## EXERCISE GOAL
Your task is to copy the listing exactly, with the pictures left out.

--- DATA PROVIDED ---

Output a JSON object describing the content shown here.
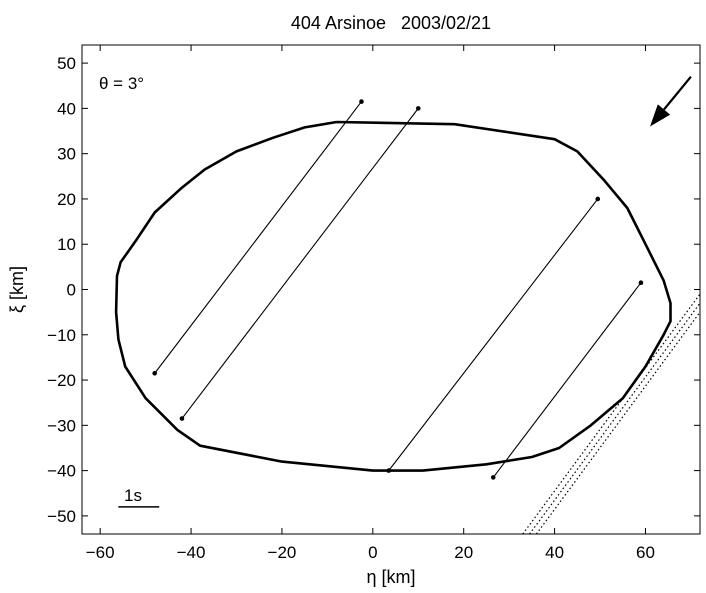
{
  "chart_data": {
    "type": "scatter",
    "title": "404 Arsinoe   2003/02/21",
    "xlabel": "η [km]",
    "ylabel": "ξ [km]",
    "xlim": [
      -64,
      72
    ],
    "ylim": [
      -54,
      54
    ],
    "xticks": [
      -60,
      -40,
      -20,
      0,
      20,
      40,
      60
    ],
    "yticks": [
      -50,
      -40,
      -30,
      -20,
      -10,
      0,
      10,
      20,
      30,
      40,
      50
    ],
    "xtick_labels": [
      "−60",
      "−40",
      "−20",
      "0",
      "20",
      "40",
      "60"
    ],
    "ytick_labels": [
      "−50",
      "−40",
      "−30",
      "−20",
      "−10",
      "0",
      "10",
      "20",
      "30",
      "40",
      "50"
    ],
    "grid": false,
    "annotation": "θ = 3°",
    "scale_bar_label": "1s",
    "scale_bar": [
      [
        -56,
        -48
      ],
      [
        -47,
        -48
      ]
    ],
    "direction_arrow": {
      "from": [
        70,
        47
      ],
      "to": [
        61,
        36
      ]
    },
    "profile": [
      [
        -8,
        37
      ],
      [
        18,
        36.5
      ],
      [
        40,
        33.2
      ],
      [
        45,
        30.5
      ],
      [
        51,
        24
      ],
      [
        56,
        18
      ],
      [
        60,
        10
      ],
      [
        64,
        2
      ],
      [
        65.5,
        -3
      ],
      [
        65.5,
        -7
      ],
      [
        64,
        -10
      ],
      [
        60,
        -17
      ],
      [
        55,
        -24
      ],
      [
        48,
        -30
      ],
      [
        41,
        -35
      ],
      [
        35,
        -37
      ],
      [
        25,
        -38.6
      ],
      [
        11,
        -40
      ],
      [
        0,
        -40
      ],
      [
        -20,
        -38
      ],
      [
        -38,
        -34.5
      ],
      [
        -43,
        -31
      ],
      [
        -50,
        -24
      ],
      [
        -54.5,
        -17
      ],
      [
        -56,
        -11
      ],
      [
        -56.5,
        -5
      ],
      [
        -56.3,
        3
      ],
      [
        -55.5,
        6
      ],
      [
        -52,
        11
      ],
      [
        -48,
        17
      ],
      [
        -42,
        22.5
      ],
      [
        -37,
        26.5
      ],
      [
        -30,
        30.5
      ],
      [
        -22,
        33.5
      ],
      [
        -15,
        35.8
      ],
      [
        -8,
        37
      ]
    ],
    "chords": [
      [
        [
          -48,
          -18.5
        ],
        [
          -2.5,
          41.5
        ]
      ],
      [
        [
          -42,
          -28.5
        ],
        [
          10,
          40
        ]
      ],
      [
        [
          3.5,
          -40
        ],
        [
          49.5,
          20
        ]
      ],
      [
        [
          26.5,
          -41.5
        ],
        [
          59,
          1.5
        ]
      ]
    ],
    "negative_chords": [
      [
        [
          33,
          -54
        ],
        [
          72,
          -1
        ]
      ],
      [
        [
          34.5,
          -54
        ],
        [
          72,
          -3
        ]
      ],
      [
        [
          36,
          -54
        ],
        [
          72,
          -5
        ]
      ]
    ]
  }
}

---

## OUTPUT
Output a JSON object describing the content shown here.
{
  "chart_data": {
    "type": "scatter",
    "title": "404 Arsinoe   2003/02/21",
    "xlabel": "η [km]",
    "ylabel": "ξ [km]",
    "xlim": [
      -64,
      72
    ],
    "ylim": [
      -54,
      54
    ],
    "xticks": [
      -60,
      -40,
      -20,
      0,
      20,
      40,
      60
    ],
    "yticks": [
      -50,
      -40,
      -30,
      -20,
      -10,
      0,
      10,
      20,
      30,
      40,
      50
    ],
    "xtick_labels": [
      "−60",
      "−40",
      "−20",
      "0",
      "20",
      "40",
      "60"
    ],
    "ytick_labels": [
      "−50",
      "−40",
      "−30",
      "−20",
      "−10",
      "0",
      "10",
      "20",
      "30",
      "40",
      "50"
    ],
    "grid": false,
    "annotation": "θ = 3°",
    "scale_bar_label": "1s",
    "scale_bar": [
      [
        -56,
        -48
      ],
      [
        -47,
        -48
      ]
    ],
    "direction_arrow": {
      "from": [
        70,
        47
      ],
      "to": [
        61,
        36
      ]
    },
    "profile": [
      [
        -8,
        37
      ],
      [
        18,
        36.5
      ],
      [
        40,
        33.2
      ],
      [
        45,
        30.5
      ],
      [
        51,
        24
      ],
      [
        56,
        18
      ],
      [
        60,
        10
      ],
      [
        64,
        2
      ],
      [
        65.5,
        -3
      ],
      [
        65.5,
        -7
      ],
      [
        64,
        -10
      ],
      [
        60,
        -17
      ],
      [
        55,
        -24
      ],
      [
        48,
        -30
      ],
      [
        41,
        -35
      ],
      [
        35,
        -37
      ],
      [
        25,
        -38.6
      ],
      [
        11,
        -40
      ],
      [
        0,
        -40
      ],
      [
        -20,
        -38
      ],
      [
        -38,
        -34.5
      ],
      [
        -43,
        -31
      ],
      [
        -50,
        -24
      ],
      [
        -54.5,
        -17
      ],
      [
        -56,
        -11
      ],
      [
        -56.5,
        -5
      ],
      [
        -56.3,
        3
      ],
      [
        -55.5,
        6
      ],
      [
        -52,
        11
      ],
      [
        -48,
        17
      ],
      [
        -42,
        22.5
      ],
      [
        -37,
        26.5
      ],
      [
        -30,
        30.5
      ],
      [
        -22,
        33.5
      ],
      [
        -15,
        35.8
      ],
      [
        -8,
        37
      ]
    ],
    "chords": [
      [
        [
          -48,
          -18.5
        ],
        [
          -2.5,
          41.5
        ]
      ],
      [
        [
          -42,
          -28.5
        ],
        [
          10,
          40
        ]
      ],
      [
        [
          3.5,
          -40
        ],
        [
          49.5,
          20
        ]
      ],
      [
        [
          26.5,
          -41.5
        ],
        [
          59,
          1.5
        ]
      ]
    ],
    "negative_chords": [
      [
        [
          33,
          -54
        ],
        [
          72,
          -1
        ]
      ],
      [
        [
          34.5,
          -54
        ],
        [
          72,
          -3
        ]
      ],
      [
        [
          36,
          -54
        ],
        [
          72,
          -5
        ]
      ]
    ]
  }
}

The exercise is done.